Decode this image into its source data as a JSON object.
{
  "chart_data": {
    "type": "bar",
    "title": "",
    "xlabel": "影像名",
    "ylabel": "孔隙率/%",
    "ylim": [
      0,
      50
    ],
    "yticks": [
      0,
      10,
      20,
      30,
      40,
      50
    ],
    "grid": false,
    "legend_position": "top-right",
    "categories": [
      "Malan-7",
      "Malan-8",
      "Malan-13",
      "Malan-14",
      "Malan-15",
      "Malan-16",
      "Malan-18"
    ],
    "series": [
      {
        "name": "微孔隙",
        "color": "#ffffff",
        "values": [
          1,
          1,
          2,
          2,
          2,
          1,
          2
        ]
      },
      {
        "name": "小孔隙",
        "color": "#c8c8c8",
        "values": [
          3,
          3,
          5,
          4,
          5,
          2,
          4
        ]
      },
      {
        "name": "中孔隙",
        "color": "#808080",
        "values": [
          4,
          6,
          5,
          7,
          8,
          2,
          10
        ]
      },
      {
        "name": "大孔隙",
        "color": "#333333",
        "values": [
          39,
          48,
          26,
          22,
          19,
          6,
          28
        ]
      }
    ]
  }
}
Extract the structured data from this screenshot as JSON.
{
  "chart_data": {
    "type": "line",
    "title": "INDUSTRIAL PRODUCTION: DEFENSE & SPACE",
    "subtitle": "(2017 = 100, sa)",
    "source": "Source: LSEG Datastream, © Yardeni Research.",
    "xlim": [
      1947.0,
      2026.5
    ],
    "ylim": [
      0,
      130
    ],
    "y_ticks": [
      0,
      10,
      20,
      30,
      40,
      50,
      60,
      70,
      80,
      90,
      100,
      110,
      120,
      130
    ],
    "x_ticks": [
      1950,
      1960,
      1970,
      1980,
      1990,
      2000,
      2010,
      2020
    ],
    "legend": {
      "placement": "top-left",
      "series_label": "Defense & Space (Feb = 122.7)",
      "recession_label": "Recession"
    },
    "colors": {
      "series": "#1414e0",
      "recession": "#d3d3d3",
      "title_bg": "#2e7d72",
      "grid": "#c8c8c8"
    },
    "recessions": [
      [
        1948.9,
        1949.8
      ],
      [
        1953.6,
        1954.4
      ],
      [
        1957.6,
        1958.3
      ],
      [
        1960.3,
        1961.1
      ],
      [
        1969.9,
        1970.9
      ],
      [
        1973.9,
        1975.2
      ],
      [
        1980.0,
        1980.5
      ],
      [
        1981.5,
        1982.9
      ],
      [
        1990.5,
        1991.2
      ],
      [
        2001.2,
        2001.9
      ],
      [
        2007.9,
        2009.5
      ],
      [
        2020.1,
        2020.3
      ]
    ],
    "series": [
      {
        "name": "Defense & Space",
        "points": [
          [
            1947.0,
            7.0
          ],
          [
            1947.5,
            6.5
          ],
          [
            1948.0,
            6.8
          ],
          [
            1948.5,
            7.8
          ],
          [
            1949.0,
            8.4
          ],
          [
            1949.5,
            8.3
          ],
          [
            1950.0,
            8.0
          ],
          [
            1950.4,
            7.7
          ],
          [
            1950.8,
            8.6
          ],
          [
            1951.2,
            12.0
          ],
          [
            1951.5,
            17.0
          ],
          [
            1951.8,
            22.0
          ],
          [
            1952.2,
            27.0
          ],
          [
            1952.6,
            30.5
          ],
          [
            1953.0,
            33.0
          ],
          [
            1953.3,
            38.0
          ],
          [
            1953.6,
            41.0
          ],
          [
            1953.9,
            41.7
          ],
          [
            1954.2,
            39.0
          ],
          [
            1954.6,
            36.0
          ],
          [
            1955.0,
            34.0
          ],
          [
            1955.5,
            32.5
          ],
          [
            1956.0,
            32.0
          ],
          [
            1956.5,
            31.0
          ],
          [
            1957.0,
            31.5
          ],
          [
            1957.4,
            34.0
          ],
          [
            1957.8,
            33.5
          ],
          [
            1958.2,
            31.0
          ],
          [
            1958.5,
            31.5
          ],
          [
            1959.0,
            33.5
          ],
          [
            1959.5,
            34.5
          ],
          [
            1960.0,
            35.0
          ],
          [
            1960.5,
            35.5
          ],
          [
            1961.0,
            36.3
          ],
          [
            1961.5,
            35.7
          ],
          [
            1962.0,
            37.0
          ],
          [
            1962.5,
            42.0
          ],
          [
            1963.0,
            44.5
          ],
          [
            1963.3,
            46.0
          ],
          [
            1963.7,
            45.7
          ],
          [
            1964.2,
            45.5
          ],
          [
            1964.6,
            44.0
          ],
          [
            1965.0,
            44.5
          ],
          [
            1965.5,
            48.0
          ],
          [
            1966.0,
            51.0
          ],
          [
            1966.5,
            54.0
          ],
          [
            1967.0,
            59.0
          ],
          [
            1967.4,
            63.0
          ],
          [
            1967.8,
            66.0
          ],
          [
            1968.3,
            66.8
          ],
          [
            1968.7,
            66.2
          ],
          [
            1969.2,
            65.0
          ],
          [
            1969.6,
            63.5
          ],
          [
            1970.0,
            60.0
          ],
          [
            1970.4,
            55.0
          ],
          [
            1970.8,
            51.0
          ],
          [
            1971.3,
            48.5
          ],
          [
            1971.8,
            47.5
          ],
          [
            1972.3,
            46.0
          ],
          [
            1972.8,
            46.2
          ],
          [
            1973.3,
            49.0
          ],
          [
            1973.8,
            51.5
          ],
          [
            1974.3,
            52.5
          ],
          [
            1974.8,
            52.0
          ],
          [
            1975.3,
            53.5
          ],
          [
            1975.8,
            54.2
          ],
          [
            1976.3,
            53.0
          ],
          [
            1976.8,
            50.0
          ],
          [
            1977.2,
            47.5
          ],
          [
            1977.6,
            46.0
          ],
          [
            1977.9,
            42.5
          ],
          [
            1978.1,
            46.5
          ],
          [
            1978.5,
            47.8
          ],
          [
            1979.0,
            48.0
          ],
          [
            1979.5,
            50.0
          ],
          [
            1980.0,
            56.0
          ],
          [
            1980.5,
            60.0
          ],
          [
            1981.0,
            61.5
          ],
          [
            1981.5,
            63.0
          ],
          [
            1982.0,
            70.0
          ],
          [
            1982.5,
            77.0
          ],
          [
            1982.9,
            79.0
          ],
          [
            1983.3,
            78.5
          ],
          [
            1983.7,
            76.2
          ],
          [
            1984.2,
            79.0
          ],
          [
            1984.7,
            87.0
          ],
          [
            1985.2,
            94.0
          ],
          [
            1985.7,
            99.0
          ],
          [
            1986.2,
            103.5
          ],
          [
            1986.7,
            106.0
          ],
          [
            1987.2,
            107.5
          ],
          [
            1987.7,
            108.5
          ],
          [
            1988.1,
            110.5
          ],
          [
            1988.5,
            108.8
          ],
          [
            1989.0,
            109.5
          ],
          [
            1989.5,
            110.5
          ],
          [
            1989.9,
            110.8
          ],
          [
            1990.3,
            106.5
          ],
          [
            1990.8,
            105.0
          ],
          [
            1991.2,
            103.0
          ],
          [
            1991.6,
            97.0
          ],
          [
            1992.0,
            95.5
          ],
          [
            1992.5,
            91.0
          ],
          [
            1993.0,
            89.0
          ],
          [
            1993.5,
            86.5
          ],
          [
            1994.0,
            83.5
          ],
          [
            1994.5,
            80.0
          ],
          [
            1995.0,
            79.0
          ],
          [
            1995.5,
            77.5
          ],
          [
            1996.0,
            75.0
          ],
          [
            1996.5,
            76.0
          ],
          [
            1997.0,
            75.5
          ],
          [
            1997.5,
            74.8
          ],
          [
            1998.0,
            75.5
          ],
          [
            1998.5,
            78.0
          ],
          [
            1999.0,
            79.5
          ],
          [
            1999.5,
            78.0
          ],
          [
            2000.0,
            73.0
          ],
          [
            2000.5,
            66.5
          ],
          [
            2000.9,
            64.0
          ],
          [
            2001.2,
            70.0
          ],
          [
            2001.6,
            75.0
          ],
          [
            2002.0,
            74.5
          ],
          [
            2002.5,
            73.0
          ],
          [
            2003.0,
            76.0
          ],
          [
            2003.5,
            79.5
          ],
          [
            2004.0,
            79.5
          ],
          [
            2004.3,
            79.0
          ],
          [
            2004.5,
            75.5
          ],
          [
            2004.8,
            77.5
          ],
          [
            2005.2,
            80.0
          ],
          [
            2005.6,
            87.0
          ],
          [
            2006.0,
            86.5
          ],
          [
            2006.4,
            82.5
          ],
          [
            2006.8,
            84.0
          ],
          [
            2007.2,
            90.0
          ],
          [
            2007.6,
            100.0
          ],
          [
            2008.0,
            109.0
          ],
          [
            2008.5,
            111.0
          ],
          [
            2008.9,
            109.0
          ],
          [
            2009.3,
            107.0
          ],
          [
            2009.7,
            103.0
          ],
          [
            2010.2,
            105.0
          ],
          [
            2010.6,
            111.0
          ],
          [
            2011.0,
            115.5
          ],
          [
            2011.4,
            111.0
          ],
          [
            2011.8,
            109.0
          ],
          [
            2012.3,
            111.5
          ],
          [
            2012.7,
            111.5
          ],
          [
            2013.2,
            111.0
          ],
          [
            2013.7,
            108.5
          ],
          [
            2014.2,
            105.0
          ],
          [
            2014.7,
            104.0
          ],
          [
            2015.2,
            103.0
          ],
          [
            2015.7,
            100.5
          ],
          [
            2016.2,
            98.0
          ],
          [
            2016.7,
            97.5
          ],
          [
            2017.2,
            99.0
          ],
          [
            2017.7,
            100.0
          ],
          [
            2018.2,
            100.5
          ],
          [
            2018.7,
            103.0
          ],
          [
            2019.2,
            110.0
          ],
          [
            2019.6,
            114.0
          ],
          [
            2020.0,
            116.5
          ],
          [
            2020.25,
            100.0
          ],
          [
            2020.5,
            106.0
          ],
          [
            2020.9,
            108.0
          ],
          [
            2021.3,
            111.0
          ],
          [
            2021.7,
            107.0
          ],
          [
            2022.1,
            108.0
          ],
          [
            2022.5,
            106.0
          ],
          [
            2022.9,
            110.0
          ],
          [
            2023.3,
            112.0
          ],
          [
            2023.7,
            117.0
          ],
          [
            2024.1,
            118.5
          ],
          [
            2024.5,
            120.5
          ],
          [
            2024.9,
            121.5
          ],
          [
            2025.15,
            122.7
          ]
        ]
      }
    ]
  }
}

**What you need to do:** Extract every line above containing the word "this".

**Response to the task:**
Decode this image into its source data as a JSON object.
Extract the structured data from this screenshot as JSON.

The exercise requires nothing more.